▸ Information supplied:
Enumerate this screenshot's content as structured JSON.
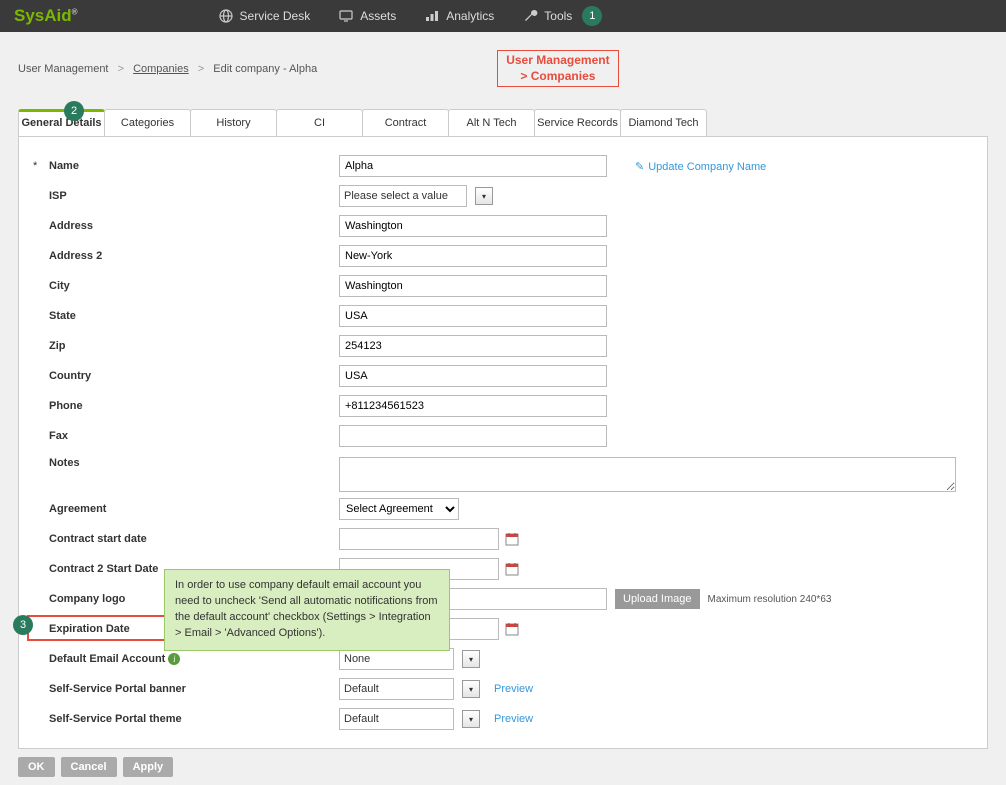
{
  "brand": "SysAid",
  "nav": [
    {
      "label": "Service Desk",
      "icon": "globe"
    },
    {
      "label": "Assets",
      "icon": "monitor"
    },
    {
      "label": "Analytics",
      "icon": "chart"
    },
    {
      "label": "Tools",
      "icon": "wrench"
    }
  ],
  "badges": {
    "tools": "1",
    "tabs": "2",
    "email": "3"
  },
  "breadcrumb": {
    "root": "User Management",
    "companies": "Companies",
    "current": "Edit company - Alpha"
  },
  "callout": {
    "line1": "User Management",
    "line2": "> Companies"
  },
  "tabs": [
    "General Details",
    "Categories",
    "History",
    "CI",
    "Contract",
    "Alt N Tech",
    "Service Records",
    "Diamond Tech"
  ],
  "form": {
    "labels": {
      "name": "Name",
      "isp": "ISP",
      "address": "Address",
      "address2": "Address 2",
      "city": "City",
      "state": "State",
      "zip": "Zip",
      "country": "Country",
      "phone": "Phone",
      "fax": "Fax",
      "notes": "Notes",
      "agreement": "Agreement",
      "contractStart": "Contract start date",
      "contract2Start": "Contract 2 Start Date",
      "logo": "Company logo",
      "expiration": "Expiration Date",
      "defaultEmail": "Default Email Account",
      "portalBanner": "Self-Service Portal banner",
      "portalTheme": "Self-Service Portal theme"
    },
    "values": {
      "name": "Alpha",
      "isp": "Please select a value",
      "address": "Washington",
      "address2": "New-York",
      "city": "Washington",
      "state": "USA",
      "zip": "254123",
      "country": "USA",
      "phone": "+811234561523",
      "fax": "",
      "notes": "",
      "agreement": "Select Agreement",
      "contractStart": "",
      "contract2Start": "",
      "logo": "",
      "expiration": "",
      "defaultEmail": "None",
      "portalBanner": "Default",
      "portalTheme": "Default"
    },
    "actions": {
      "updateName": "Update Company Name",
      "uploadImage": "Upload Image",
      "preview": "Preview"
    },
    "hints": {
      "resolution": "Maximum resolution 240*63"
    }
  },
  "tooltip": "In order to use company default email account you need to uncheck 'Send all automatic notifications from the default account' checkbox (Settings > Integration > Email > 'Advanced Options').",
  "buttons": {
    "ok": "OK",
    "cancel": "Cancel",
    "apply": "Apply"
  }
}
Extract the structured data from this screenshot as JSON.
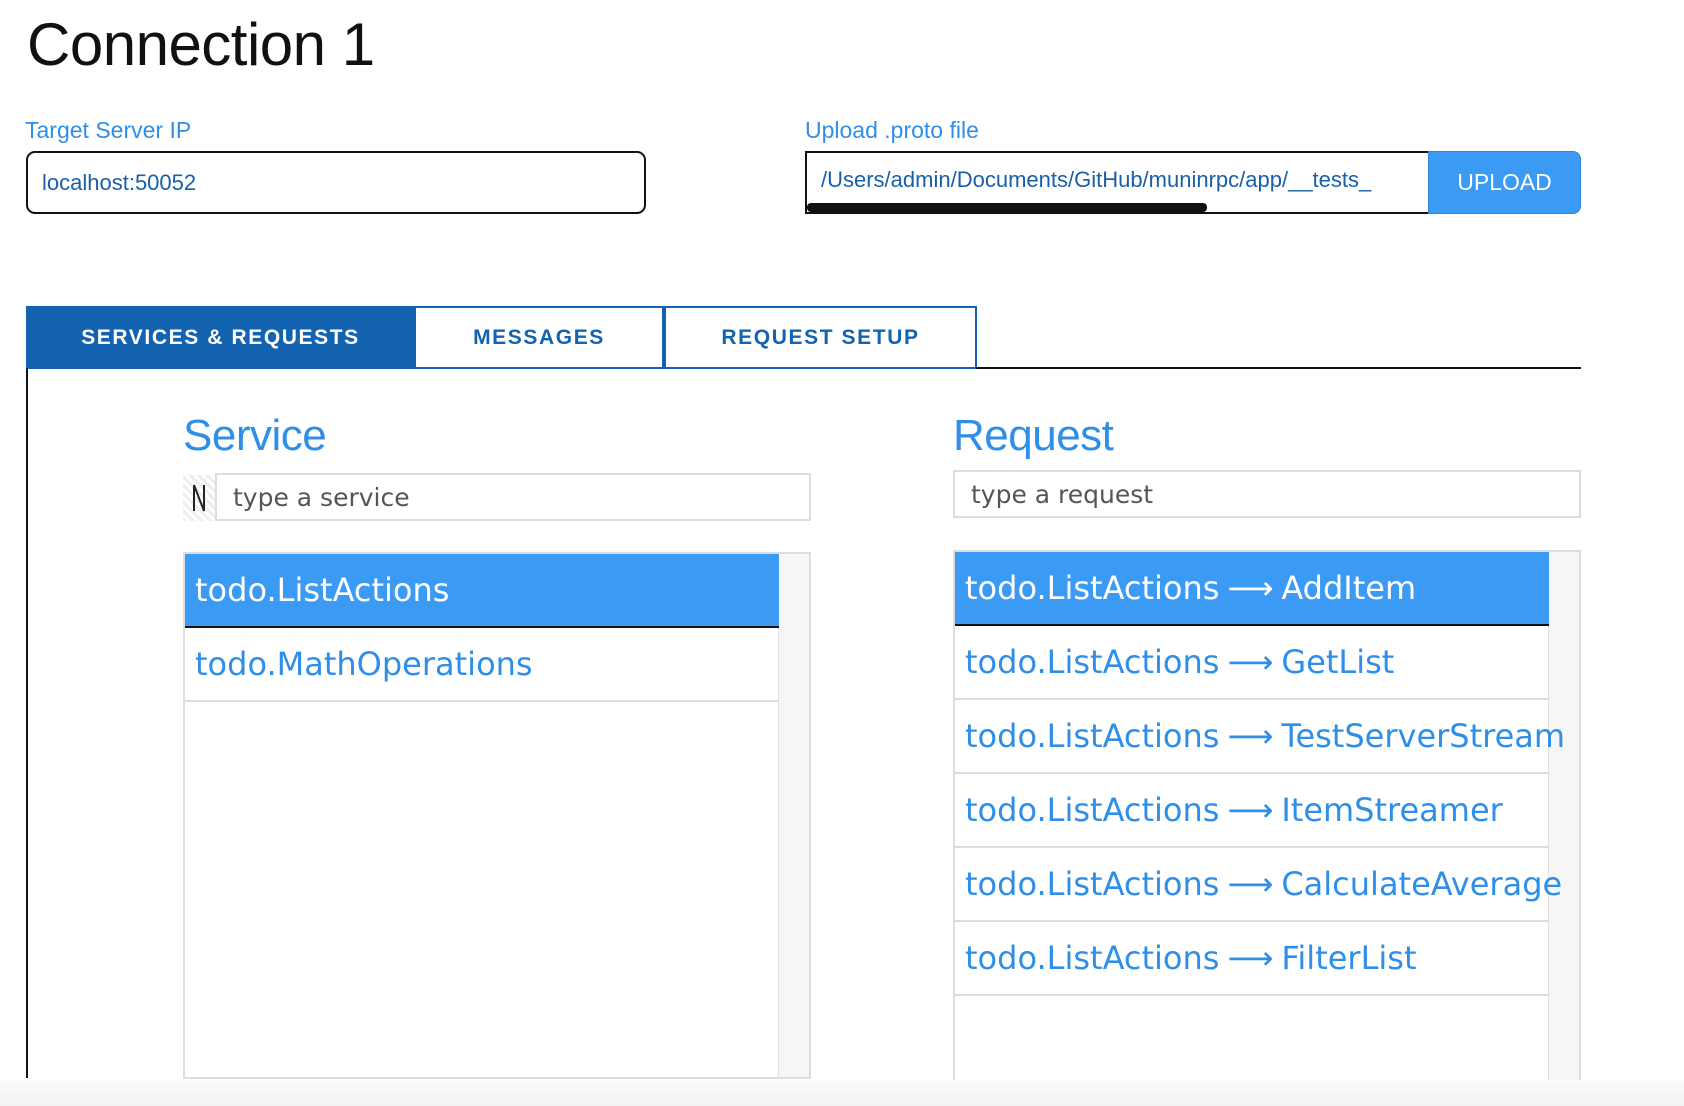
{
  "title": "Connection 1",
  "target_server": {
    "label": "Target Server IP",
    "value": "localhost:50052"
  },
  "proto_upload": {
    "label": "Upload .proto file",
    "path": "/Users/admin/Documents/GitHub/muninrpc/app/__tests_",
    "button_label": "UPLOAD"
  },
  "tabs": [
    {
      "label": "SERVICES & REQUESTS",
      "active": true
    },
    {
      "label": "MESSAGES",
      "active": false
    },
    {
      "label": "REQUEST SETUP",
      "active": false
    }
  ],
  "service": {
    "title": "Service",
    "placeholder": "type a service",
    "filter_icon": "filter-icon",
    "items": [
      {
        "label": "todo.ListActions",
        "selected": true
      },
      {
        "label": "todo.MathOperations",
        "selected": false
      }
    ]
  },
  "request": {
    "title": "Request",
    "placeholder": "type a request",
    "arrow": "⟶",
    "items": [
      {
        "service": "todo.ListActions",
        "method": "AddItem",
        "selected": true
      },
      {
        "service": "todo.ListActions",
        "method": "GetList",
        "selected": false
      },
      {
        "service": "todo.ListActions",
        "method": "TestServerStream",
        "selected": false
      },
      {
        "service": "todo.ListActions",
        "method": "ItemStreamer",
        "selected": false
      },
      {
        "service": "todo.ListActions",
        "method": "CalculateAverage",
        "selected": false
      },
      {
        "service": "todo.ListActions",
        "method": "FilterList",
        "selected": false
      }
    ]
  },
  "colors": {
    "accent": "#3a9af4",
    "tab_active": "#1363b0",
    "link_text": "#2f8fe8"
  }
}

▸ Exercise description: Where a line of the data holds "portalTheme", show that line.

▸ Completed exercise:
      "portalTheme": "Self-Service Portal theme"
      "portalTheme": "Default"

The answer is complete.